Task details: Only lines with the word "category" are needed; collect each of them from the listing below.

Supplied entries:
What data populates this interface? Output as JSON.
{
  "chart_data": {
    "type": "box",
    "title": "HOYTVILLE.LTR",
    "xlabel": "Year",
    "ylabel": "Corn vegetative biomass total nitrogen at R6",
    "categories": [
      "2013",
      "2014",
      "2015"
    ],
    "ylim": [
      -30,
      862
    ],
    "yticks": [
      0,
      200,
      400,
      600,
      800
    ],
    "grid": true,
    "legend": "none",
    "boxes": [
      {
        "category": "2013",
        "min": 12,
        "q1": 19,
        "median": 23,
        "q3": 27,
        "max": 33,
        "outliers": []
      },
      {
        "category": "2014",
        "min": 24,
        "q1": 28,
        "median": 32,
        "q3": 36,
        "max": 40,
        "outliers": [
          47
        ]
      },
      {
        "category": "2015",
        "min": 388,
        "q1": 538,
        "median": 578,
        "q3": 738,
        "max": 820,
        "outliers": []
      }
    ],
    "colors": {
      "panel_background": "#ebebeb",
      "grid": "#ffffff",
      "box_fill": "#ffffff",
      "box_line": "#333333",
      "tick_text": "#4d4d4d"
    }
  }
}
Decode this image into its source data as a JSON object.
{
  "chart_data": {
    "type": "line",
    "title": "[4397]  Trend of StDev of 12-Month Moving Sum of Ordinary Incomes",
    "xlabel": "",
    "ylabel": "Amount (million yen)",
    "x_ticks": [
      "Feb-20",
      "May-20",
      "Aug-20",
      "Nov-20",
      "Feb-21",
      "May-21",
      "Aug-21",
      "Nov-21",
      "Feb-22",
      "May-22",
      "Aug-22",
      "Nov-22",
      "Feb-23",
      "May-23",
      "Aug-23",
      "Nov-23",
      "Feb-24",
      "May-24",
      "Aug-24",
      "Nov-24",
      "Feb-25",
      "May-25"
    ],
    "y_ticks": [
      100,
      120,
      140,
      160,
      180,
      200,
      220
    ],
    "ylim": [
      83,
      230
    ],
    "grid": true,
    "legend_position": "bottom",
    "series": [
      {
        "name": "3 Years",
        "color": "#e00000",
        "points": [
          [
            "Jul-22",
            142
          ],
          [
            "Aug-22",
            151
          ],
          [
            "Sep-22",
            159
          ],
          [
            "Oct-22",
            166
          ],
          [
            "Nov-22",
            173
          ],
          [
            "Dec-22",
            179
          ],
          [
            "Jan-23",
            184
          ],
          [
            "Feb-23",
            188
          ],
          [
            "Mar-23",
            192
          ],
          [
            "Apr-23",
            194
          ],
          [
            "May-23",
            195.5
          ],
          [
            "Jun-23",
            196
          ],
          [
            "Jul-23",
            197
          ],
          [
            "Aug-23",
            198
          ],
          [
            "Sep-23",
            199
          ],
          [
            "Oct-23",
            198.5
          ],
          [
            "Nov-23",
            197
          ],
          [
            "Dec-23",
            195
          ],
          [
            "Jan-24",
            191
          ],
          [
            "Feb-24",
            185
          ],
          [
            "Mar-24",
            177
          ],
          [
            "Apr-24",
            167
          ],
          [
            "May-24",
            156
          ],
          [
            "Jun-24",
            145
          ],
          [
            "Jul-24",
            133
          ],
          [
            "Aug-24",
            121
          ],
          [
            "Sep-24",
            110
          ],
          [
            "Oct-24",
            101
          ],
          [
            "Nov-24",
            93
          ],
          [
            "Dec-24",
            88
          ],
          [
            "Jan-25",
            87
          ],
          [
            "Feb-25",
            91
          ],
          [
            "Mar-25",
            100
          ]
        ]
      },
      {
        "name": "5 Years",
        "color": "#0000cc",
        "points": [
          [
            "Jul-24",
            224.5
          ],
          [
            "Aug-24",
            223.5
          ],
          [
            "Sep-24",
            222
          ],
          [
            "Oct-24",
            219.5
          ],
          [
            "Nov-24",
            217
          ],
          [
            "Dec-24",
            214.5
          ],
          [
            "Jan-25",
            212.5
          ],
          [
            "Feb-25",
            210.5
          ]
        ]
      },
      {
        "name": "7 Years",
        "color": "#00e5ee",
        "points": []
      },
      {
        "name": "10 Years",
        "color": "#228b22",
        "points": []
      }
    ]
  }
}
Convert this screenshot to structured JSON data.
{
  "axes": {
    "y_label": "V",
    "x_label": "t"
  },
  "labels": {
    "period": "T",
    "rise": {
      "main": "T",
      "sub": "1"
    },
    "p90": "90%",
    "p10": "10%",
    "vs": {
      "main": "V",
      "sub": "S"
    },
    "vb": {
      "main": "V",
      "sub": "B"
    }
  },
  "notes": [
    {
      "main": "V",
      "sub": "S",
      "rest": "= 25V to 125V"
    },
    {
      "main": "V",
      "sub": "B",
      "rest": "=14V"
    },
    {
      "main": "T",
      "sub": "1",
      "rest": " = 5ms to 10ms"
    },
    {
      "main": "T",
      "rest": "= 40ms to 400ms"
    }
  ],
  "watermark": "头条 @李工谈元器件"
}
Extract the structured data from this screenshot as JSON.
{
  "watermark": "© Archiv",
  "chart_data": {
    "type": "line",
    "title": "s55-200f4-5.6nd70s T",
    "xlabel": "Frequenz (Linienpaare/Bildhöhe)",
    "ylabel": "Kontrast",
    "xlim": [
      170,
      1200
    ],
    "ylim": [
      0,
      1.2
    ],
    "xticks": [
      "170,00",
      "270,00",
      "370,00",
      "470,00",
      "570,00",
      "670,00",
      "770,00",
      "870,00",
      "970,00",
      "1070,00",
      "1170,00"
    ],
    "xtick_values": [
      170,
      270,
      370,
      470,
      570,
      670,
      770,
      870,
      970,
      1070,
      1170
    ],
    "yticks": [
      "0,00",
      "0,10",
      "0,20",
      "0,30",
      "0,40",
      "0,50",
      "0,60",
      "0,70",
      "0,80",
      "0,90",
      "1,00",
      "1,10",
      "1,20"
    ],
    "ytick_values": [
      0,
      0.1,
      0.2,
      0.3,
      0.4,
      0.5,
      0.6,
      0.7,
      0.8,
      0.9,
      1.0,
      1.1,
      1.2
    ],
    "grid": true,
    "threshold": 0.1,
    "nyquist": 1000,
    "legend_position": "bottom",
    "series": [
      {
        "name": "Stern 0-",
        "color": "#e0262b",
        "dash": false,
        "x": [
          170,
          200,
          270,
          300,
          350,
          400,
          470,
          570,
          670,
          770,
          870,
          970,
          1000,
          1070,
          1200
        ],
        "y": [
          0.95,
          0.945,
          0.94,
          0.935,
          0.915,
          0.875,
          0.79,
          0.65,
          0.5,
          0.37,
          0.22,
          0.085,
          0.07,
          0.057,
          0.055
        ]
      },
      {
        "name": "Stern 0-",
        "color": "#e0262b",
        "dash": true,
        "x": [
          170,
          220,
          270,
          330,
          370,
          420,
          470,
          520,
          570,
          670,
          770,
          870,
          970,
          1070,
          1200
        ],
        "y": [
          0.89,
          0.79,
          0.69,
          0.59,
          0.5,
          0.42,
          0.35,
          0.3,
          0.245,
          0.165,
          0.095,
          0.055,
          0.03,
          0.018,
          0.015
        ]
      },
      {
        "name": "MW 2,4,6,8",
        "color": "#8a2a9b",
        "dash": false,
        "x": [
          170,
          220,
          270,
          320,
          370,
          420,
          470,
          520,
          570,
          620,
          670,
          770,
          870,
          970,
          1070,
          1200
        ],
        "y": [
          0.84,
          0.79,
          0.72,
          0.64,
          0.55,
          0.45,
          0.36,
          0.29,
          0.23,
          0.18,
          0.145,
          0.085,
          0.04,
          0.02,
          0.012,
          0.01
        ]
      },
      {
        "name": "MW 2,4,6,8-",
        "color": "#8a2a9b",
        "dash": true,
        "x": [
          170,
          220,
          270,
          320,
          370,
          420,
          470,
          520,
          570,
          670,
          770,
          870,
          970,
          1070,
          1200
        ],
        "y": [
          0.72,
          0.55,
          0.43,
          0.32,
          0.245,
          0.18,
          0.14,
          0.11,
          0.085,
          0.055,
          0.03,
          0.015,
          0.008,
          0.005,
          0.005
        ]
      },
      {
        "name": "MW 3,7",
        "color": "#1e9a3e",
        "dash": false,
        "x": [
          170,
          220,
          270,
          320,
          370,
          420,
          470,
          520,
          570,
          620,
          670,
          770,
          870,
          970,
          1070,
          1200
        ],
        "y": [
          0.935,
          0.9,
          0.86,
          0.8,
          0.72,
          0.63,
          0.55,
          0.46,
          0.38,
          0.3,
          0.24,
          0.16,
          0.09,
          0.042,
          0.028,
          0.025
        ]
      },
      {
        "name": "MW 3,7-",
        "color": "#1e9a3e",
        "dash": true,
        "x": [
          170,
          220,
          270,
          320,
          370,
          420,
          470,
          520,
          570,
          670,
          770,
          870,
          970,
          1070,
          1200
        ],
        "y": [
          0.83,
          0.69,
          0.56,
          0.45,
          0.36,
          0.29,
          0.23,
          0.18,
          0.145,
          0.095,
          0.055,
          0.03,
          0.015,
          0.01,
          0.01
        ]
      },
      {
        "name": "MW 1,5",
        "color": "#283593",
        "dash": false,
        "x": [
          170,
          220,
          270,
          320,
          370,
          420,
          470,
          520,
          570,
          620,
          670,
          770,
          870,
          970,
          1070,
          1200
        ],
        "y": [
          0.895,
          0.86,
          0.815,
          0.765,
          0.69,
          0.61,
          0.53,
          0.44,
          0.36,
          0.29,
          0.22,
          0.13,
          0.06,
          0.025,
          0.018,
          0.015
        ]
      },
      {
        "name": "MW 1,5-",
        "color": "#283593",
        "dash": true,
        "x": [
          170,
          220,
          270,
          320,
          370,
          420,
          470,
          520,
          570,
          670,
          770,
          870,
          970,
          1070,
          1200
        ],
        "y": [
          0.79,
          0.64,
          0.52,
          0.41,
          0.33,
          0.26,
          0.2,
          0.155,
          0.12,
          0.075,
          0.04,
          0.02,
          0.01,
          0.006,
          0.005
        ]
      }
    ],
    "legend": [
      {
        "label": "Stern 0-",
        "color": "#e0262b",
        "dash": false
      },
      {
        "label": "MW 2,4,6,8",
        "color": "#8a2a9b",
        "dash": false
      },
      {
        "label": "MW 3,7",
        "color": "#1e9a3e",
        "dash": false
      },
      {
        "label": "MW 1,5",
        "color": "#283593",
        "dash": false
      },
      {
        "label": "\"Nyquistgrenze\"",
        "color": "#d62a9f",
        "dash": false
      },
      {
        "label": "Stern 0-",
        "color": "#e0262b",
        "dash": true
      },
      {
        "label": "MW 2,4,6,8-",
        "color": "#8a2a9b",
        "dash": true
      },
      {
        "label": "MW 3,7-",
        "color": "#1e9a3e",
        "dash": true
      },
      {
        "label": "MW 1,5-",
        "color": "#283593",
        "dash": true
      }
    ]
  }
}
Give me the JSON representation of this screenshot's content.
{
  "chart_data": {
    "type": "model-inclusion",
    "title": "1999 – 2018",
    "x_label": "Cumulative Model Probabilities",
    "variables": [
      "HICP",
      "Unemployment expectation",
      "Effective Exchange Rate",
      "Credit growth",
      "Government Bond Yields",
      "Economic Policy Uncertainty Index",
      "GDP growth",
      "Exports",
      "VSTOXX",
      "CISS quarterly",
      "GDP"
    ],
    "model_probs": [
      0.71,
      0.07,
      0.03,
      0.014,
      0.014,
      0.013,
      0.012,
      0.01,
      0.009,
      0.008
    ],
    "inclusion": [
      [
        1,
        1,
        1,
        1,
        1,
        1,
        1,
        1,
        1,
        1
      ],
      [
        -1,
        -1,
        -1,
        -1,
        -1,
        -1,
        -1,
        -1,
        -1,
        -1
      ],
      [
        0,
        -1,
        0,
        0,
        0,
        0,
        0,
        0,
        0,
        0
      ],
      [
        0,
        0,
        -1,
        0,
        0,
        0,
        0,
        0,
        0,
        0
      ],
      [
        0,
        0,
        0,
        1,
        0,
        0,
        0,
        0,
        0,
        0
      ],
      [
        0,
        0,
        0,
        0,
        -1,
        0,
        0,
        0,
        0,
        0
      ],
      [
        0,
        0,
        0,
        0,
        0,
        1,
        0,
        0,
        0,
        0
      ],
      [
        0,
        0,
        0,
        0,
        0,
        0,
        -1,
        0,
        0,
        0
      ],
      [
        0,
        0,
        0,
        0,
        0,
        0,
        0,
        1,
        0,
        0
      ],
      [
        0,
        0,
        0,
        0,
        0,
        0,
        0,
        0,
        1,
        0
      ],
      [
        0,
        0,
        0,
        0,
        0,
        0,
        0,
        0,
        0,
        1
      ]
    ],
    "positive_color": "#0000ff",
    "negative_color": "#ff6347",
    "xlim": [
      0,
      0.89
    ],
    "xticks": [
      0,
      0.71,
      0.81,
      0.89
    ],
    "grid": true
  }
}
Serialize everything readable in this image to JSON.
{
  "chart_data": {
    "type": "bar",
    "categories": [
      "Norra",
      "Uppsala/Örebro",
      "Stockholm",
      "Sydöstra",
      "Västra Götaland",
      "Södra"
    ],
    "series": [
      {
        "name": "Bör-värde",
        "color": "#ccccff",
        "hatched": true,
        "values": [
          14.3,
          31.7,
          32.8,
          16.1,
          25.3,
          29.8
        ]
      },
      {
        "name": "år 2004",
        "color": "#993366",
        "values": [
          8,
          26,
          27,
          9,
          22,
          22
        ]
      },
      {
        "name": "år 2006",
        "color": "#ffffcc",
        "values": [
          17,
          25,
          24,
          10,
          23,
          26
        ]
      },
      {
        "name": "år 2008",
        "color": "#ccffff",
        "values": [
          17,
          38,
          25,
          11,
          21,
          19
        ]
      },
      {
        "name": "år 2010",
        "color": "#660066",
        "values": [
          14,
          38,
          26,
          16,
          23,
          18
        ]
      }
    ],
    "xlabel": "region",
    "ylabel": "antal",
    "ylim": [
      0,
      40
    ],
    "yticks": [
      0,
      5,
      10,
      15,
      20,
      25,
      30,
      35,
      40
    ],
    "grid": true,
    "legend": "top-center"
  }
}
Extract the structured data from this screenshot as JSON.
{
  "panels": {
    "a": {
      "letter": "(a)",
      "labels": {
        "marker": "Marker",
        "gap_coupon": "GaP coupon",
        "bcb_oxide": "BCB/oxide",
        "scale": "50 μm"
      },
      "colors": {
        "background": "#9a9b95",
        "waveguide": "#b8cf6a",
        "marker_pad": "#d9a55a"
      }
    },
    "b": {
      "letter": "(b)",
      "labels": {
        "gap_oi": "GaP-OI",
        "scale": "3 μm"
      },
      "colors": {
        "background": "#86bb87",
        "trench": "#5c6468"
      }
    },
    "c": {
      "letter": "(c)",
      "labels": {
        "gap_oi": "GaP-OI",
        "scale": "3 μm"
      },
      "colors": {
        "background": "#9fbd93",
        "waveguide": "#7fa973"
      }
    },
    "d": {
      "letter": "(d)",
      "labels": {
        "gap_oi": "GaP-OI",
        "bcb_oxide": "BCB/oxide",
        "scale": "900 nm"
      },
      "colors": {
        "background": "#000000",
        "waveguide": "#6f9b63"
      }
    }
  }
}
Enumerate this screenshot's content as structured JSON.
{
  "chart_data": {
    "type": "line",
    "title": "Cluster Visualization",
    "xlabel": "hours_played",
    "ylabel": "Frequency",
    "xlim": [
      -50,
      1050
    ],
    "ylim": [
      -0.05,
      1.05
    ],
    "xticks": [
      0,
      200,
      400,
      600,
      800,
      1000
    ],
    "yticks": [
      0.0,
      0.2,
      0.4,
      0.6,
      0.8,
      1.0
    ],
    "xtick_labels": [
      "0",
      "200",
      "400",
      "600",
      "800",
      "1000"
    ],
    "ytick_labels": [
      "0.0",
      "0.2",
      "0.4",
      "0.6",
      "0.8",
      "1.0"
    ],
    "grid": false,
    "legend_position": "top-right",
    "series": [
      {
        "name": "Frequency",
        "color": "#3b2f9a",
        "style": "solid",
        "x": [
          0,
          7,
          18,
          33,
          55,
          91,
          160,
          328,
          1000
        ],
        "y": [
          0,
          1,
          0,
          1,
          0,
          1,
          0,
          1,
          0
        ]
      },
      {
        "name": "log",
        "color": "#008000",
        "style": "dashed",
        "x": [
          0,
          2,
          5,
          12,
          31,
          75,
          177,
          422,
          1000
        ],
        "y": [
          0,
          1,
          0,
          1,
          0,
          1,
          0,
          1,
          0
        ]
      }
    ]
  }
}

Written solution:
        "category": "2013",
        "category": "2014",
        "category": "2015",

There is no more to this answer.